- TASK STATEMENT: Edit the entries below so that every "iso-curve" becomes "contour-line", leaving everything else unchanged. Leave the pictures out of your answer.

- DATA ENTRIES:
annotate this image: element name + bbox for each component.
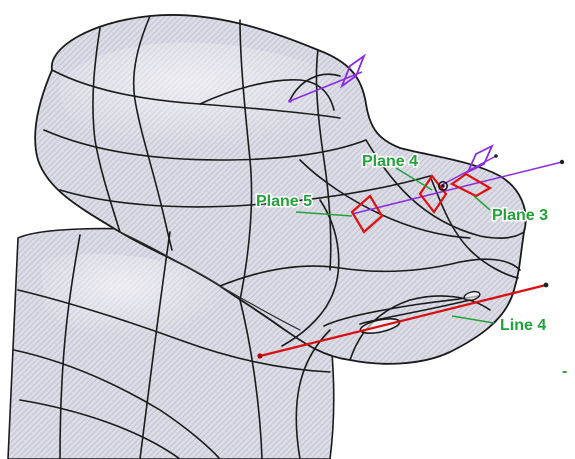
axis-endpoint[interactable] (288, 99, 292, 103)
fossa-edge (359, 299, 471, 325)
label-line-4[interactable]: Line 4 (499, 316, 548, 336)
iso-curve (429, 175, 519, 279)
iso-curve (365, 139, 525, 239)
plane-upper-purple[interactable] (340, 53, 366, 89)
axis-origin-marker[interactable] (438, 181, 448, 191)
iso-curve (289, 73, 341, 101)
axis-endpoint[interactable] (494, 154, 498, 158)
leader-plane-3 (473, 195, 491, 211)
plane-4-purple[interactable] (466, 144, 494, 174)
plane-3[interactable] (449, 172, 493, 198)
iso-curve (315, 49, 332, 271)
iso-curve (59, 175, 431, 208)
surface-highlight (59, 42, 344, 154)
iso-curve (43, 129, 367, 161)
fossa-hole-end (463, 290, 481, 302)
leader-plane-4 (395, 167, 433, 191)
axis-line-main[interactable] (351, 161, 563, 215)
leader-plane-5 (295, 211, 353, 217)
leader-line-4 (451, 315, 495, 324)
iso-curve (239, 19, 253, 301)
iso-curve (239, 299, 263, 459)
iso-curve (19, 399, 181, 459)
iso-curve (219, 258, 521, 287)
iso-curve (132, 15, 173, 251)
planes[interactable] (340, 53, 494, 234)
label-plane-4[interactable]: Plane 4 (361, 152, 420, 172)
line-4[interactable] (257, 282, 549, 359)
bone-surface-model[interactable] (7, 14, 527, 459)
label-plane-3[interactable]: Plane 3 (491, 206, 550, 226)
axis-lines[interactable] (288, 71, 565, 215)
iso-curve (139, 231, 171, 459)
iso-curve (281, 199, 340, 347)
line-4-end-point[interactable] (543, 282, 549, 288)
iso-curve (59, 234, 81, 459)
label-plane-5[interactable]: Plane 5 (255, 192, 314, 212)
line-4-start-point[interactable] (257, 353, 263, 359)
line-4-segment[interactable] (259, 283, 547, 358)
iso-curve (119, 231, 301, 331)
axis-origin-dot (441, 184, 445, 188)
iso-curve (17, 289, 331, 373)
iso-curve (92, 27, 121, 233)
iso-curve (199, 78, 335, 111)
surface-highlight-lower (40, 254, 222, 344)
plane-4[interactable] (418, 174, 448, 214)
labels[interactable]: Plane 4 Plane 5 Plane 3 Line 4 - (255, 152, 568, 381)
label-leaders (295, 167, 495, 324)
axis-line-upper[interactable] (289, 71, 363, 102)
iso-curve (13, 349, 221, 459)
axis-endpoint[interactable] (559, 159, 565, 165)
plane-5[interactable] (350, 194, 384, 234)
label-dash: - (562, 363, 567, 380)
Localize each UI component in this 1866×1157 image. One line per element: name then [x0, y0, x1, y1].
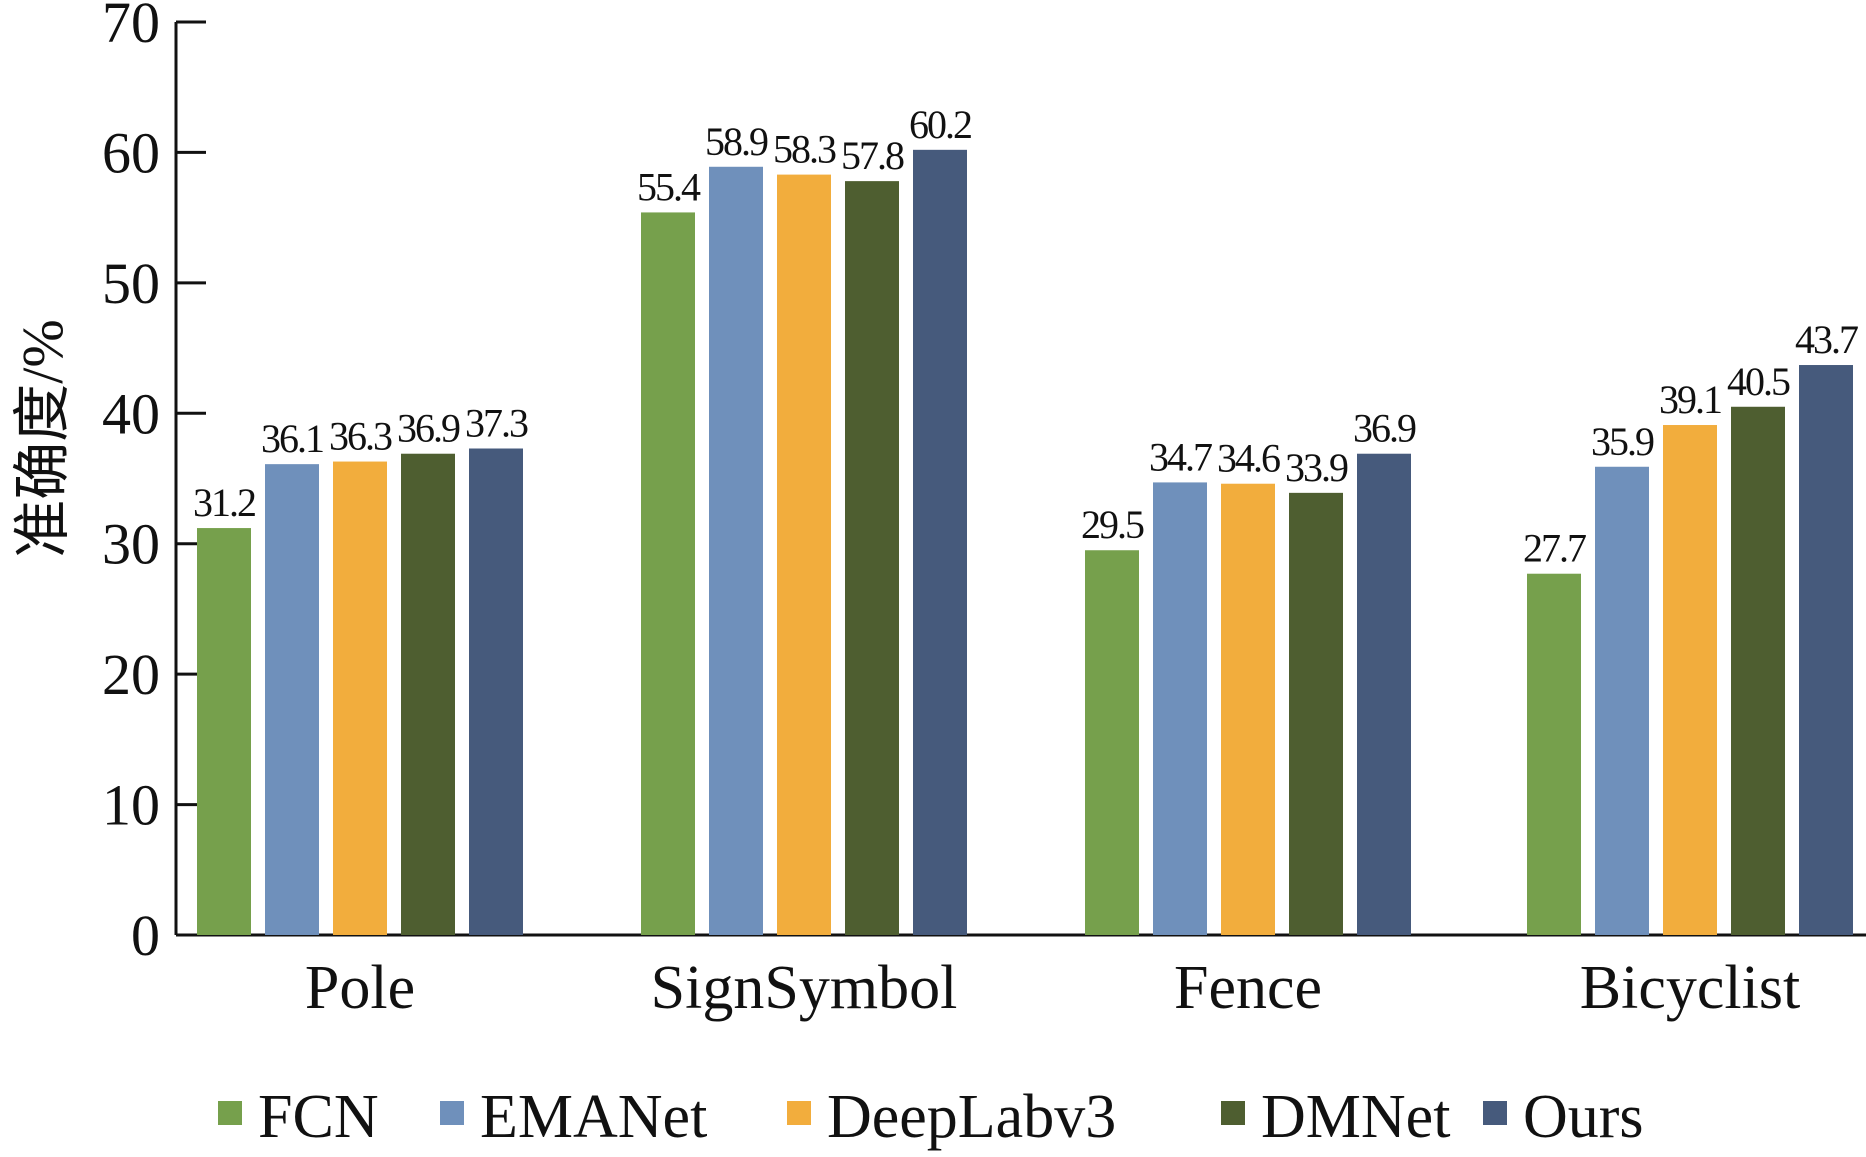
y-tick-label: 20	[102, 642, 160, 707]
legend-swatch-deeplabv3	[787, 1101, 811, 1125]
x-category-label: Pole	[305, 954, 415, 1022]
legend-label-ours: Ours	[1523, 1083, 1644, 1151]
x-category-label: Bicyclist	[1580, 954, 1800, 1022]
legend-label-dmnet: DMNet	[1261, 1083, 1450, 1151]
legend-swatch-ours	[1483, 1101, 1507, 1125]
y-tick-label: 50	[102, 251, 160, 316]
x-category-label: SignSymbol	[651, 954, 958, 1022]
y-tick-label: 30	[102, 512, 160, 577]
legend-label-deeplabv3: DeepLabv3	[827, 1083, 1116, 1151]
data-label: 27.7	[1523, 526, 1586, 571]
y-tick-label: 70	[102, 0, 160, 55]
legend-swatch-emanet	[440, 1101, 464, 1125]
legend-label-fcn: FCN	[258, 1083, 379, 1151]
bar-emanet	[1595, 466, 1649, 935]
bar-dmnet	[401, 453, 455, 935]
data-label: 40.5	[1727, 359, 1790, 404]
bar-deeplabv3	[1221, 483, 1275, 935]
bar-ours	[1799, 365, 1853, 936]
bar-ours	[1357, 453, 1411, 935]
data-label: 36.3	[329, 414, 392, 459]
bar-ours	[913, 149, 967, 935]
y-tick-label: 0	[131, 903, 160, 968]
y-tick-label: 60	[102, 120, 160, 185]
bar-deeplabv3	[777, 174, 831, 935]
y-tick-label: 10	[102, 773, 160, 838]
bar-dmnet	[1731, 406, 1785, 935]
bar-deeplabv3	[333, 461, 387, 935]
bar-dmnet	[845, 181, 899, 935]
bar-ours	[469, 448, 523, 935]
bar-emanet	[265, 464, 319, 935]
data-label: 57.8	[841, 133, 904, 178]
legend-label-emanet: EMANet	[480, 1083, 707, 1151]
bar-fcn	[1085, 550, 1139, 935]
bar-fcn	[641, 212, 695, 935]
bar-emanet	[1153, 482, 1207, 935]
data-label: 60.2	[909, 102, 971, 147]
x-category-label: Fence	[1174, 954, 1322, 1022]
data-label: 34.7	[1149, 434, 1212, 479]
data-label: 39.1	[1659, 377, 1721, 422]
y-axis-label: 准确度/%	[10, 319, 75, 557]
data-label: 34.6	[1217, 436, 1280, 481]
data-label: 58.9	[705, 119, 768, 164]
data-label: 36.1	[261, 416, 323, 461]
legend-swatch-dmnet	[1221, 1101, 1245, 1125]
bar-emanet	[709, 166, 763, 936]
data-label: 36.9	[397, 406, 460, 451]
bar-fcn	[197, 528, 251, 935]
data-label: 55.4	[637, 164, 701, 209]
data-label: 43.7	[1795, 317, 1858, 362]
data-label: 37.3	[465, 401, 528, 446]
legend-swatch-fcn	[218, 1101, 242, 1125]
data-label: 29.5	[1081, 502, 1144, 547]
data-label: 36.9	[1353, 406, 1416, 451]
bar-deeplabv3	[1663, 425, 1717, 935]
y-tick-label: 40	[102, 381, 160, 446]
data-label: 33.9	[1285, 445, 1348, 490]
data-label: 58.3	[773, 127, 836, 172]
bar-dmnet	[1289, 492, 1343, 935]
data-label: 35.9	[1591, 419, 1654, 464]
bar-fcn	[1527, 573, 1581, 935]
data-label: 31.2	[193, 480, 255, 525]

- SOLUTION:
annotate this image: element name + bbox for each component.
axis-endpoint[interactable] (288, 99, 292, 103)
fossa-edge (359, 299, 471, 325)
label-line-4[interactable]: Line 4 (499, 316, 548, 336)
contour-line (429, 175, 519, 279)
contour-line (365, 139, 525, 239)
plane-upper-purple[interactable] (340, 53, 366, 89)
axis-origin-marker[interactable] (438, 181, 448, 191)
contour-line (289, 73, 341, 101)
axis-endpoint[interactable] (494, 154, 498, 158)
leader-plane-3 (473, 195, 491, 211)
plane-4-purple[interactable] (466, 144, 494, 174)
plane-3[interactable] (449, 172, 493, 198)
contour-line (315, 49, 332, 271)
contour-line (59, 175, 431, 208)
surface-highlight (59, 42, 344, 154)
contour-line (43, 129, 367, 161)
fossa-hole-end (463, 290, 481, 302)
leader-plane-4 (395, 167, 433, 191)
axis-line-main[interactable] (351, 161, 563, 215)
leader-plane-5 (295, 211, 353, 217)
leader-line-4 (451, 315, 495, 324)
contour-line (239, 19, 253, 301)
contour-line (239, 299, 263, 459)
contour-line (19, 399, 181, 459)
contour-line (219, 258, 521, 287)
contour-line (132, 15, 173, 251)
planes[interactable] (340, 53, 494, 234)
label-plane-4[interactable]: Plane 4 (361, 152, 420, 172)
line-4[interactable] (257, 282, 549, 359)
bone-surface-model[interactable] (7, 14, 527, 459)
label-plane-3[interactable]: Plane 3 (491, 206, 550, 226)
axis-lines[interactable] (288, 71, 565, 215)
contour-line (139, 231, 171, 459)
contour-line (281, 199, 340, 347)
line-4-end-point[interactable] (543, 282, 549, 288)
contour-line (59, 234, 81, 459)
label-plane-5[interactable]: Plane 5 (255, 192, 314, 212)
line-4-start-point[interactable] (257, 353, 263, 359)
line-4-segment[interactable] (259, 283, 547, 358)
contour-line (119, 231, 301, 331)
axis-origin-dot (441, 184, 445, 188)
contour-line (17, 289, 331, 373)
contour-line (92, 27, 121, 233)
contour-line (199, 78, 335, 111)
surface-highlight-lower (40, 254, 222, 344)
plane-4[interactable] (418, 174, 448, 214)
labels[interactable]: Plane 4 Plane 5 Plane 3 Line 4 - (255, 152, 568, 381)
label-leaders (295, 167, 495, 324)
axis-line-upper[interactable] (289, 71, 363, 102)
contour-line (13, 349, 221, 459)
axis-endpoint[interactable] (559, 159, 565, 165)
plane-5[interactable] (350, 194, 384, 234)
label-dash: - (562, 363, 567, 380)
Localize each UI component in this 1866×1157 image. One line per element: name then [x0, y0, x1, y1].
y-tick-label: 20	[102, 642, 160, 707]
legend-swatch-deeplabv3	[787, 1101, 811, 1125]
x-category-label: Pole	[305, 954, 415, 1022]
legend-label-ours: Ours	[1523, 1083, 1644, 1151]
x-category-label: Bicyclist	[1580, 954, 1800, 1022]
legend-label-dmnet: DMNet	[1261, 1083, 1450, 1151]
legend-swatch-ours	[1483, 1101, 1507, 1125]
y-tick-label: 50	[102, 251, 160, 316]
x-category-label: SignSymbol	[651, 954, 958, 1022]
y-tick-label: 30	[102, 512, 160, 577]
legend-label-deeplabv3: DeepLabv3	[827, 1083, 1116, 1151]
data-label: 27.7	[1523, 526, 1586, 571]
y-tick-label: 70	[102, 0, 160, 55]
legend-swatch-emanet	[440, 1101, 464, 1125]
legend-label-fcn: FCN	[258, 1083, 379, 1151]
bar-emanet	[1595, 466, 1649, 935]
bar-dmnet	[401, 453, 455, 935]
data-label: 40.5	[1727, 359, 1790, 404]
bar-deeplabv3	[1221, 483, 1275, 935]
bar-ours	[1799, 365, 1853, 936]
bar-ours	[1357, 453, 1411, 935]
data-label: 36.3	[329, 414, 392, 459]
bar-ours	[913, 149, 967, 935]
y-tick-label: 0	[131, 903, 160, 968]
y-tick-label: 60	[102, 120, 160, 185]
bar-deeplabv3	[777, 174, 831, 935]
y-tick-label: 10	[102, 773, 160, 838]
bar-dmnet	[1731, 406, 1785, 935]
bar-deeplabv3	[333, 461, 387, 935]
bar-dmnet	[845, 181, 899, 935]
bar-ours	[469, 448, 523, 935]
bar-emanet	[265, 464, 319, 935]
data-label: 57.8	[841, 133, 904, 178]
legend-label-emanet: EMANet	[480, 1083, 707, 1151]
bar-fcn	[1085, 550, 1139, 935]
bar-fcn	[641, 212, 695, 935]
bar-emanet	[1153, 482, 1207, 935]
data-label: 60.2	[909, 102, 971, 147]
x-category-label: Fence	[1174, 954, 1322, 1022]
data-label: 34.7	[1149, 434, 1212, 479]
data-label: 39.1	[1659, 377, 1721, 422]
y-axis-label: 准确度/%	[10, 319, 75, 557]
data-label: 34.6	[1217, 436, 1280, 481]
data-label: 58.9	[705, 119, 768, 164]
data-label: 36.1	[261, 416, 323, 461]
legend-swatch-dmnet	[1221, 1101, 1245, 1125]
bar-emanet	[709, 166, 763, 936]
data-label: 36.9	[397, 406, 460, 451]
bar-fcn	[197, 528, 251, 935]
data-label: 55.4	[637, 164, 701, 209]
data-label: 43.7	[1795, 317, 1858, 362]
data-label: 37.3	[465, 401, 528, 446]
legend-swatch-fcn	[218, 1101, 242, 1125]
data-label: 29.5	[1081, 502, 1144, 547]
data-label: 36.9	[1353, 406, 1416, 451]
bar-deeplabv3	[1663, 425, 1717, 935]
y-tick-label: 40	[102, 381, 160, 446]
data-label: 33.9	[1285, 445, 1348, 490]
data-label: 58.3	[773, 127, 836, 172]
bar-dmnet	[1289, 492, 1343, 935]
data-label: 35.9	[1591, 419, 1654, 464]
bar-fcn	[1527, 573, 1581, 935]
data-label: 31.2	[193, 480, 255, 525]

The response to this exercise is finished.